**** Data for the task ****

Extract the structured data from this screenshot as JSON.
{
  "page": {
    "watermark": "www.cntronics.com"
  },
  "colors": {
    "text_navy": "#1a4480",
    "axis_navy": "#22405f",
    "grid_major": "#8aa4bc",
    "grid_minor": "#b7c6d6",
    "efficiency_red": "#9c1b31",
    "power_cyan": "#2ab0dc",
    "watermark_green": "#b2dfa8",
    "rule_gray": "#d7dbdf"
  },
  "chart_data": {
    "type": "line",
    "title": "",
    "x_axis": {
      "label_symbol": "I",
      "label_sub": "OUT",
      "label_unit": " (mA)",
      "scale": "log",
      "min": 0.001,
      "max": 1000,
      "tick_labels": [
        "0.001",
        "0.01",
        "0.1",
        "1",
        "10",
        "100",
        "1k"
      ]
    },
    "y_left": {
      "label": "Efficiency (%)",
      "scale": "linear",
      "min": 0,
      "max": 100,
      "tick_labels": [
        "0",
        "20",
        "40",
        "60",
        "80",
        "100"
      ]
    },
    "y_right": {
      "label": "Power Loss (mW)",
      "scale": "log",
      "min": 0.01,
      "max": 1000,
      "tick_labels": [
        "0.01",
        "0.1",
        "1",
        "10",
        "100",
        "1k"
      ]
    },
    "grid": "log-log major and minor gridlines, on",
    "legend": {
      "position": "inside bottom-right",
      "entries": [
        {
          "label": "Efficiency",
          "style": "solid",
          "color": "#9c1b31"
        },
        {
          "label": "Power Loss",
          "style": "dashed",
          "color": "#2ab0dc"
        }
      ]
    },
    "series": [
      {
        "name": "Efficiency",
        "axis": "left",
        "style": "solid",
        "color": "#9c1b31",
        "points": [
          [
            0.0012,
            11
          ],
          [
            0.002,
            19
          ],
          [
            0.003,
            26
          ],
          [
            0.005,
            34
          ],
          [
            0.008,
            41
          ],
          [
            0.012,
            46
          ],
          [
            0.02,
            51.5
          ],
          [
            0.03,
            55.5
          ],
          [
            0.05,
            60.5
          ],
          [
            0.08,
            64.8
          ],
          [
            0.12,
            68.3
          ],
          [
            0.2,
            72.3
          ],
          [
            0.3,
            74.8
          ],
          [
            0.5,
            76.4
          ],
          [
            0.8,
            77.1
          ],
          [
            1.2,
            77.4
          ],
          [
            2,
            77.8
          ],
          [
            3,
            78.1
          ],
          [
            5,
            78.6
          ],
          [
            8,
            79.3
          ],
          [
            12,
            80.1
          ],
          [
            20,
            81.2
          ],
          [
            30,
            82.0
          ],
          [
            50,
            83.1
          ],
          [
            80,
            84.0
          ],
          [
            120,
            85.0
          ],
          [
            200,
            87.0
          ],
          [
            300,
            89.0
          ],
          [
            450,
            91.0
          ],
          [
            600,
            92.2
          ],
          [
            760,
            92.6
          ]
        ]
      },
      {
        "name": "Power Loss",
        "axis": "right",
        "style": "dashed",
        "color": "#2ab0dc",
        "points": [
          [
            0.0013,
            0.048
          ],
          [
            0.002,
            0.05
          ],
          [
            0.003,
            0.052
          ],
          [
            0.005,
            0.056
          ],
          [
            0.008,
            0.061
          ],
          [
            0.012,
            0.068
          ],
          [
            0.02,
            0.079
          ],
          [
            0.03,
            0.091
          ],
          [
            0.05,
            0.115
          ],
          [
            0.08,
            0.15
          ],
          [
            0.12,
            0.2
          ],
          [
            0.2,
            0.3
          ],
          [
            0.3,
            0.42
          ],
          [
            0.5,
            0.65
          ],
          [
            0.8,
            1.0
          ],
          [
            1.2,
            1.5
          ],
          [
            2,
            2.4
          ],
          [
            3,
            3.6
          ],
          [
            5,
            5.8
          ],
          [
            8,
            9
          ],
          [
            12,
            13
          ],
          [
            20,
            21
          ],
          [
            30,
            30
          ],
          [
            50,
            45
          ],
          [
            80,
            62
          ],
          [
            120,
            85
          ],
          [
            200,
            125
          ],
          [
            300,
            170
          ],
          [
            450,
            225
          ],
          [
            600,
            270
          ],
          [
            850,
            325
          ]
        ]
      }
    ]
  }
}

****

Output every entry shown above, exactly.

Extract the structured data from this screenshot as JSON.
{
  "page": {
    "watermark": "www.cntronics.com"
  },
  "colors": {
    "text_navy": "#1a4480",
    "axis_navy": "#22405f",
    "grid_major": "#8aa4bc",
    "grid_minor": "#b7c6d6",
    "efficiency_red": "#9c1b31",
    "power_cyan": "#2ab0dc",
    "watermark_green": "#b2dfa8",
    "rule_gray": "#d7dbdf"
  },
  "chart_data": {
    "type": "line",
    "title": "",
    "x_axis": {
      "label_symbol": "I",
      "label_sub": "OUT",
      "label_unit": " (mA)",
      "scale": "log",
      "min": 0.001,
      "max": 1000,
      "tick_labels": [
        "0.001",
        "0.01",
        "0.1",
        "1",
        "10",
        "100",
        "1k"
      ]
    },
    "y_left": {
      "label": "Efficiency (%)",
      "scale": "linear",
      "min": 0,
      "max": 100,
      "tick_labels": [
        "0",
        "20",
        "40",
        "60",
        "80",
        "100"
      ]
    },
    "y_right": {
      "label": "Power Loss (mW)",
      "scale": "log",
      "min": 0.01,
      "max": 1000,
      "tick_labels": [
        "0.01",
        "0.1",
        "1",
        "10",
        "100",
        "1k"
      ]
    },
    "grid": "log-log major and minor gridlines, on",
    "legend": {
      "position": "inside bottom-right",
      "entries": [
        {
          "label": "Efficiency",
          "style": "solid",
          "color": "#9c1b31"
        },
        {
          "label": "Power Loss",
          "style": "dashed",
          "color": "#2ab0dc"
        }
      ]
    },
    "series": [
      {
        "name": "Efficiency",
        "axis": "left",
        "style": "solid",
        "color": "#9c1b31",
        "points": [
          [
            0.0012,
            11
          ],
          [
            0.002,
            19
          ],
          [
            0.003,
            26
          ],
          [
            0.005,
            34
          ],
          [
            0.008,
            41
          ],
          [
            0.012,
            46
          ],
          [
            0.02,
            51.5
          ],
          [
            0.03,
            55.5
          ],
          [
            0.05,
            60.5
          ],
          [
            0.08,
            64.8
          ],
          [
            0.12,
            68.3
          ],
          [
            0.2,
            72.3
          ],
          [
            0.3,
            74.8
          ],
          [
            0.5,
            76.4
          ],
          [
            0.8,
            77.1
          ],
          [
            1.2,
            77.4
          ],
          [
            2,
            77.8
          ],
          [
            3,
            78.1
          ],
          [
            5,
            78.6
          ],
          [
            8,
            79.3
          ],
          [
            12,
            80.1
          ],
          [
            20,
            81.2
          ],
          [
            30,
            82.0
          ],
          [
            50,
            83.1
          ],
          [
            80,
            84.0
          ],
          [
            120,
            85.0
          ],
          [
            200,
            87.0
          ],
          [
            300,
            89.0
          ],
          [
            450,
            91.0
          ],
          [
            600,
            92.2
          ],
          [
            760,
            92.6
          ]
        ]
      },
      {
        "name": "Power Loss",
        "axis": "right",
        "style": "dashed",
        "color": "#2ab0dc",
        "points": [
          [
            0.0013,
            0.048
          ],
          [
            0.002,
            0.05
          ],
          [
            0.003,
            0.052
          ],
          [
            0.005,
            0.056
          ],
          [
            0.008,
            0.061
          ],
          [
            0.012,
            0.068
          ],
          [
            0.02,
            0.079
          ],
          [
            0.03,
            0.091
          ],
          [
            0.05,
            0.115
          ],
          [
            0.08,
            0.15
          ],
          [
            0.12,
            0.2
          ],
          [
            0.2,
            0.3
          ],
          [
            0.3,
            0.42
          ],
          [
            0.5,
            0.65
          ],
          [
            0.8,
            1.0
          ],
          [
            1.2,
            1.5
          ],
          [
            2,
            2.4
          ],
          [
            3,
            3.6
          ],
          [
            5,
            5.8
          ],
          [
            8,
            9
          ],
          [
            12,
            13
          ],
          [
            20,
            21
          ],
          [
            30,
            30
          ],
          [
            50,
            45
          ],
          [
            80,
            62
          ],
          [
            120,
            85
          ],
          [
            200,
            125
          ],
          [
            300,
            170
          ],
          [
            450,
            225
          ],
          [
            600,
            270
          ],
          [
            850,
            325
          ]
        ]
      }
    ]
  }
}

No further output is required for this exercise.